◆ **WHAT THE TASK REQUIRES**: Restate every entry word for word.

**** MATERIALS PROVIDED

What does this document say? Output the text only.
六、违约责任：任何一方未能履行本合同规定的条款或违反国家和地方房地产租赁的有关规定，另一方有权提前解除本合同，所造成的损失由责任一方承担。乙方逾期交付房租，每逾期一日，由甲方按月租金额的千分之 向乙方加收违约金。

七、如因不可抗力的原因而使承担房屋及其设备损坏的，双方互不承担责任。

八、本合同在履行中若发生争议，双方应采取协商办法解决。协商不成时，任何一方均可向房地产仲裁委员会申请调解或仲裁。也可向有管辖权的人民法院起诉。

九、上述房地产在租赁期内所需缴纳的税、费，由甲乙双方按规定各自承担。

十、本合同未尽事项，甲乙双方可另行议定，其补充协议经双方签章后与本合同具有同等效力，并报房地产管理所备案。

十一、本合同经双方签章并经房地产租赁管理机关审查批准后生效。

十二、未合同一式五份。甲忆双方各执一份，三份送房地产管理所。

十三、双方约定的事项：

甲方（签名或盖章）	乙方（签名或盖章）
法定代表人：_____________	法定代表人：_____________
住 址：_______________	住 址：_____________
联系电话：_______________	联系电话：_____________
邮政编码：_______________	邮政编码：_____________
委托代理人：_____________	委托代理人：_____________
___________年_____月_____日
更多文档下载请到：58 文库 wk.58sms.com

********

◆ **RESULT**:
What does this document say? Output the text only.
六、违约责任：任何一方未能履行本合同规定的条款或违反国家和地方房地产租赁的有关规定，另一方有权提前解除本合同，所造成的损失由责任一方承担。乙方逾期交付房租，每逾期一日，由甲方按月租金额的千分之 向乙方加收违约金。

七、如因不可抗力的原因而使承担房屋及其设备损坏的，双方互不承担责任。

八、本合同在履行中若发生争议，双方应采取协商办法解决。协商不成时，任何一方均可向房地产仲裁委员会申请调解或仲裁。也可向有管辖权的人民法院起诉。

九、上述房地产在租赁期内所需缴纳的税、费，由甲乙双方按规定各自承担。

十、本合同未尽事项，甲乙双方可另行议定，其补充协议经双方签章后与本合同具有同等效力，并报房地产管理所备案。

十一、本合同经双方签章并经房地产租赁管理机关审查批准后生效。

十二、未合同一式五份。甲忆双方各执一份，三份送房地产管理所。

十三、双方约定的事项：

甲方（签名或盖章）	乙方（签名或盖章）
法定代表人：_____________	法定代表人：_____________
住 址：_______________	住 址：_____________
联系电话：_______________	联系电话：_____________
邮政编码：_______________	邮政编码：_____________
委托代理人：_____________	委托代理人：_____________
___________年_____月_____日
更多文档下载请到：58 文库 wk.58sms.com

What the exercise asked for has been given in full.